| REQUIRED WORK |
Take from the listing each line that has the string "icon".

| RECORDS SHOWN |
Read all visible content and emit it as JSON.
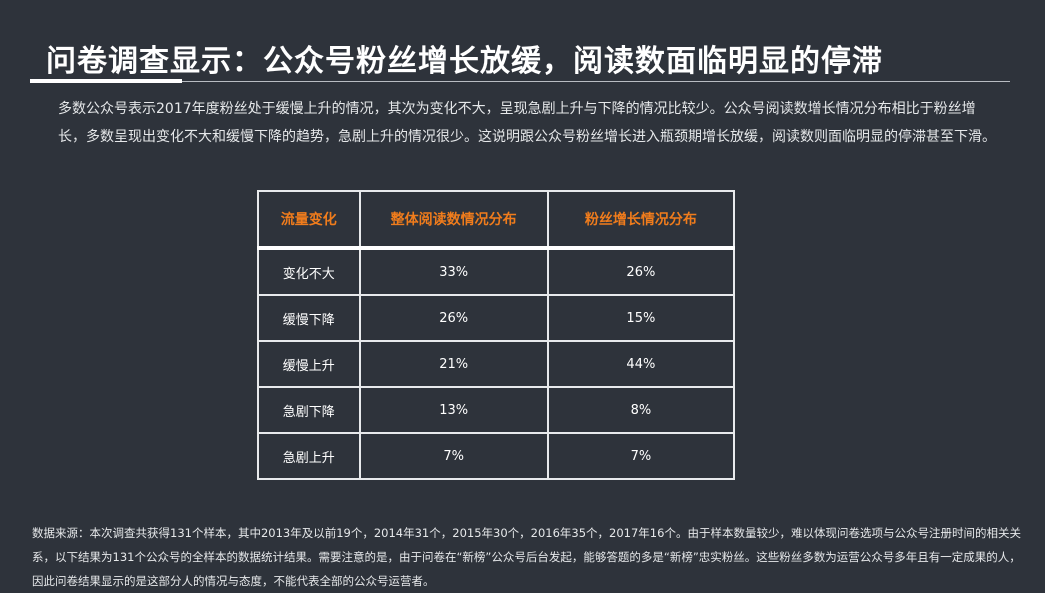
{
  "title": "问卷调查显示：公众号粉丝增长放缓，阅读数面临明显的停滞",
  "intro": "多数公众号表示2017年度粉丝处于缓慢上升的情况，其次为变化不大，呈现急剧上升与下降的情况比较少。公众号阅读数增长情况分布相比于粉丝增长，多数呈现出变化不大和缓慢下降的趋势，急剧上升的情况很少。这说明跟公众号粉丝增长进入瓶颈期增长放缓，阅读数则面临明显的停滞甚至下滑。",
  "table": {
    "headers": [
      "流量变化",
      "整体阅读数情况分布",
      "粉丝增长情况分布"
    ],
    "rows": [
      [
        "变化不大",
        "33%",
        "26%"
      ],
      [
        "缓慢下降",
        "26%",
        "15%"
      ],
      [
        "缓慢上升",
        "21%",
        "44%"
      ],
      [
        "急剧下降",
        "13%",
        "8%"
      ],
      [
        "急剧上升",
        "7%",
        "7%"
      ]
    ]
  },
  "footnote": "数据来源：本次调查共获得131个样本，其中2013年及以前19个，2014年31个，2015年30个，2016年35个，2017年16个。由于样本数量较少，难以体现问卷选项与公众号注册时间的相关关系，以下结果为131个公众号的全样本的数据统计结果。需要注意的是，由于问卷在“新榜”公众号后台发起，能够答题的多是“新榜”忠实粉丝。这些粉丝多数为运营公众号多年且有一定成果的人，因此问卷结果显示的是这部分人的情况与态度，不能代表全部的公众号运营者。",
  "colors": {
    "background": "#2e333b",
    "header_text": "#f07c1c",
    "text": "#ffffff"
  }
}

...

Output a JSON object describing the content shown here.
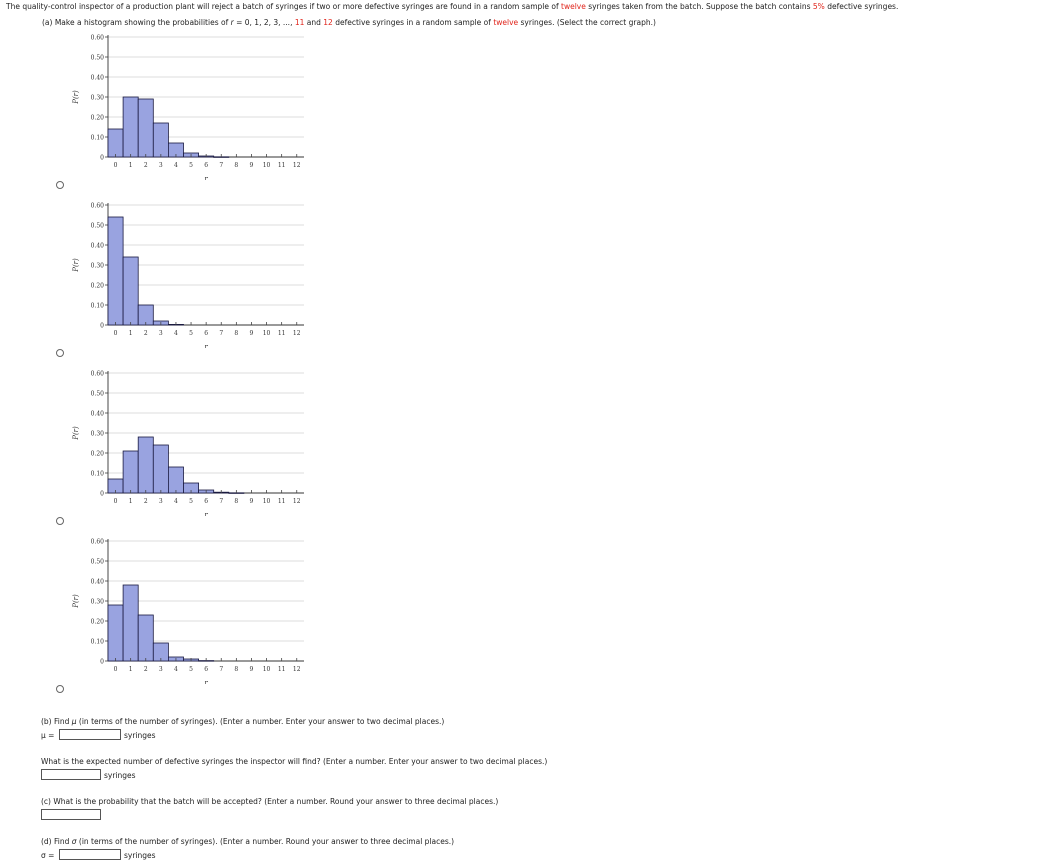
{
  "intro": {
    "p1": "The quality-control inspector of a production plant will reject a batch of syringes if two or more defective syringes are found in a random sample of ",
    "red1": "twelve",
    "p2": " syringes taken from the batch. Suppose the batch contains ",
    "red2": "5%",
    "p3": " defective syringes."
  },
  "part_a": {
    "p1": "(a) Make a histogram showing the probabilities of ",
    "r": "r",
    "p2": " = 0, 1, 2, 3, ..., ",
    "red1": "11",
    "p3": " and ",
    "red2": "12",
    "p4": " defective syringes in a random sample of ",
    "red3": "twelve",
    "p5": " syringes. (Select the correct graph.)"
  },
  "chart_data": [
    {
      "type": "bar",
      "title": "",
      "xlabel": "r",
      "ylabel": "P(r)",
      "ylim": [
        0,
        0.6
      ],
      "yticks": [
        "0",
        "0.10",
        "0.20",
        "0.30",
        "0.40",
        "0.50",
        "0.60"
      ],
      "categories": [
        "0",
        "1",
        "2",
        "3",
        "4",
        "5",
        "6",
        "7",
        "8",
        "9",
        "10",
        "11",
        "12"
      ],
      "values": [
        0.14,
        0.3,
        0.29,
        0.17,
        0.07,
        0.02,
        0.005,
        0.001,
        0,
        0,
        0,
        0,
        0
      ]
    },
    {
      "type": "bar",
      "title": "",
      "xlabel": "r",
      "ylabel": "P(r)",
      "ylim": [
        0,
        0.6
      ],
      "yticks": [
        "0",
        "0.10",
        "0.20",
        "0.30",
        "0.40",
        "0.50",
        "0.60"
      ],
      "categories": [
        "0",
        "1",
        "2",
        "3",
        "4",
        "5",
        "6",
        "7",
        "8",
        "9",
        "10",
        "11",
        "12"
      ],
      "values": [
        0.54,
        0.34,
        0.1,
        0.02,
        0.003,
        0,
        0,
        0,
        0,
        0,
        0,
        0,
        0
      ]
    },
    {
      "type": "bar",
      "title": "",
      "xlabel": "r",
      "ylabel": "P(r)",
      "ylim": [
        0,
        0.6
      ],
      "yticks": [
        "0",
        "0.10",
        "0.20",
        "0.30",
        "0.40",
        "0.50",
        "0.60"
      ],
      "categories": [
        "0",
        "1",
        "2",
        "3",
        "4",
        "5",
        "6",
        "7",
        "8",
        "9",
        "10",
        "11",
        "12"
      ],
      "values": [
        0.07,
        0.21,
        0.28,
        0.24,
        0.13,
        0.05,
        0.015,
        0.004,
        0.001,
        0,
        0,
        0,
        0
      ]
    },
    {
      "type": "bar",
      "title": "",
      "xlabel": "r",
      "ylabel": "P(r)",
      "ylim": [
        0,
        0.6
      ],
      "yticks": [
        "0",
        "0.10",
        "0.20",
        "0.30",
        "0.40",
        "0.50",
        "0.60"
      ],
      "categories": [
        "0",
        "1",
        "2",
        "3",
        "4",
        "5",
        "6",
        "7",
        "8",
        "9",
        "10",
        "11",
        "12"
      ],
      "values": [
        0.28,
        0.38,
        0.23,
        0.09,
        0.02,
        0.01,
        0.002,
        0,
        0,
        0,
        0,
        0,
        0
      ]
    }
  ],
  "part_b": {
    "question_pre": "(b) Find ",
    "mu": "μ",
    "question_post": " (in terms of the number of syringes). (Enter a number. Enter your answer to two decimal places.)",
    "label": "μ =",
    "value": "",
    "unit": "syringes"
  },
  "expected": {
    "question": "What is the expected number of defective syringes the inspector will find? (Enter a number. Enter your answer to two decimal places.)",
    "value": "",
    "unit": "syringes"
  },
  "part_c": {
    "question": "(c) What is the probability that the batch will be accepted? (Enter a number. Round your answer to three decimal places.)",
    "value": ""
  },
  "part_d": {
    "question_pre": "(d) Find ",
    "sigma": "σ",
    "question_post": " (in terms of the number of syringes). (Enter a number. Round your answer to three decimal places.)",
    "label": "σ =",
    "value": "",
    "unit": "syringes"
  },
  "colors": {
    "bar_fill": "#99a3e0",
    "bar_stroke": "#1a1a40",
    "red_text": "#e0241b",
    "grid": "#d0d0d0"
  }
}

---

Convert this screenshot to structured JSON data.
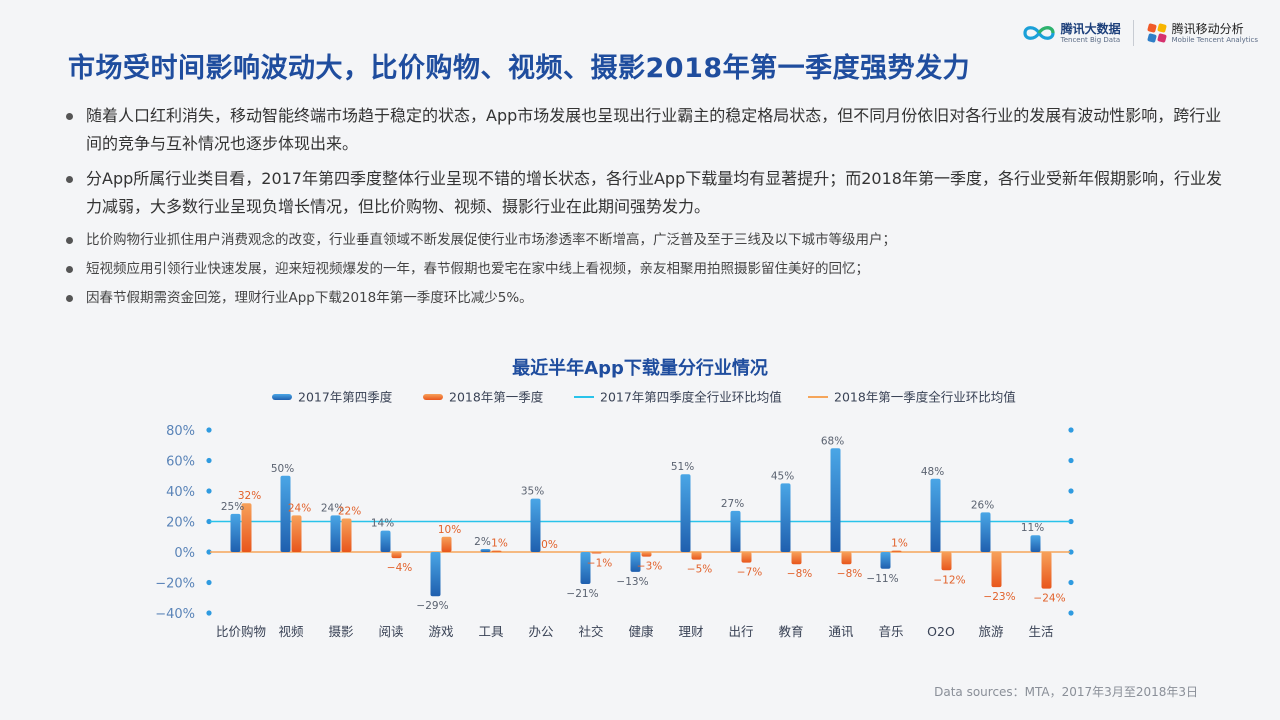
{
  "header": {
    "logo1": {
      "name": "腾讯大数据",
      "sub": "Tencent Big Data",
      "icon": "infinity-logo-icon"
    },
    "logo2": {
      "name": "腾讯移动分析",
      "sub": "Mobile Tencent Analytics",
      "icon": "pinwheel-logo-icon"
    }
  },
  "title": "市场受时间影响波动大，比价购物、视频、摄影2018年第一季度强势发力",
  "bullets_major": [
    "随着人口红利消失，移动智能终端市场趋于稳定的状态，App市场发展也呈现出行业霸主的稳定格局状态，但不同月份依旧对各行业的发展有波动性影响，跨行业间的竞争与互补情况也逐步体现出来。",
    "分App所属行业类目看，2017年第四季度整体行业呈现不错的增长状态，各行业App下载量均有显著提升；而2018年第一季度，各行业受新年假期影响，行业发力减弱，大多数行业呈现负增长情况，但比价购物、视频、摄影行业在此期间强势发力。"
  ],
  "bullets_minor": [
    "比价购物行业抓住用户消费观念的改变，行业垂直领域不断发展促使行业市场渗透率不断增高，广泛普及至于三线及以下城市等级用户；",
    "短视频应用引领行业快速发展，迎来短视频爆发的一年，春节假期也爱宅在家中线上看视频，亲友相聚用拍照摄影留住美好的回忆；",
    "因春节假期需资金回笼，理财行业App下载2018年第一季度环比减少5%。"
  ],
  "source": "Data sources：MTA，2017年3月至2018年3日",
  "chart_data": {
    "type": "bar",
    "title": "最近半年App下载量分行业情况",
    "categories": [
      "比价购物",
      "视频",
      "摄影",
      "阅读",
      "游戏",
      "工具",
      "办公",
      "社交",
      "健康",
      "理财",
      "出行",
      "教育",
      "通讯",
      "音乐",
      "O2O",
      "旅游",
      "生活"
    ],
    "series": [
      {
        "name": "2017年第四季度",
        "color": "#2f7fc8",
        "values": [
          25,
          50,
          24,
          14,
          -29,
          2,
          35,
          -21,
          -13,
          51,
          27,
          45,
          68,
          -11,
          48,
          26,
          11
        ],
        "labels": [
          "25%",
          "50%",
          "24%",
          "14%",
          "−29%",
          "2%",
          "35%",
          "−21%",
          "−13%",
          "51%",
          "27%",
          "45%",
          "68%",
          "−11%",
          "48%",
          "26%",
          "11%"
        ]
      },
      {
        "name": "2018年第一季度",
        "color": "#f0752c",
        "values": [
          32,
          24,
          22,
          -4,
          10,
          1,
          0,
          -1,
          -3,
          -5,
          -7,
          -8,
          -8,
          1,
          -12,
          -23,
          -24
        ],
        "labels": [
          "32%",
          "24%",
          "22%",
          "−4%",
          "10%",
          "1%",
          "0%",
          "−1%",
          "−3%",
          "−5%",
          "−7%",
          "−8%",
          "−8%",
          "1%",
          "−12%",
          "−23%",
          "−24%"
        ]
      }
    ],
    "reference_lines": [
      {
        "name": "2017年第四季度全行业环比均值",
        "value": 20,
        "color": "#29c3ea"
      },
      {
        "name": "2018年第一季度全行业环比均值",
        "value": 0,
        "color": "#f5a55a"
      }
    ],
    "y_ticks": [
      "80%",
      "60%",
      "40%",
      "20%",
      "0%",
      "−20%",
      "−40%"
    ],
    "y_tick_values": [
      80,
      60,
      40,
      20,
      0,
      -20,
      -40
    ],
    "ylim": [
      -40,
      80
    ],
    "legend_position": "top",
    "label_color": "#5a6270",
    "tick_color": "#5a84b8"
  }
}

| SOLVED EXERCISE |
      "icon": "infinity-logo-icon"
      "icon": "pinwheel-logo-icon"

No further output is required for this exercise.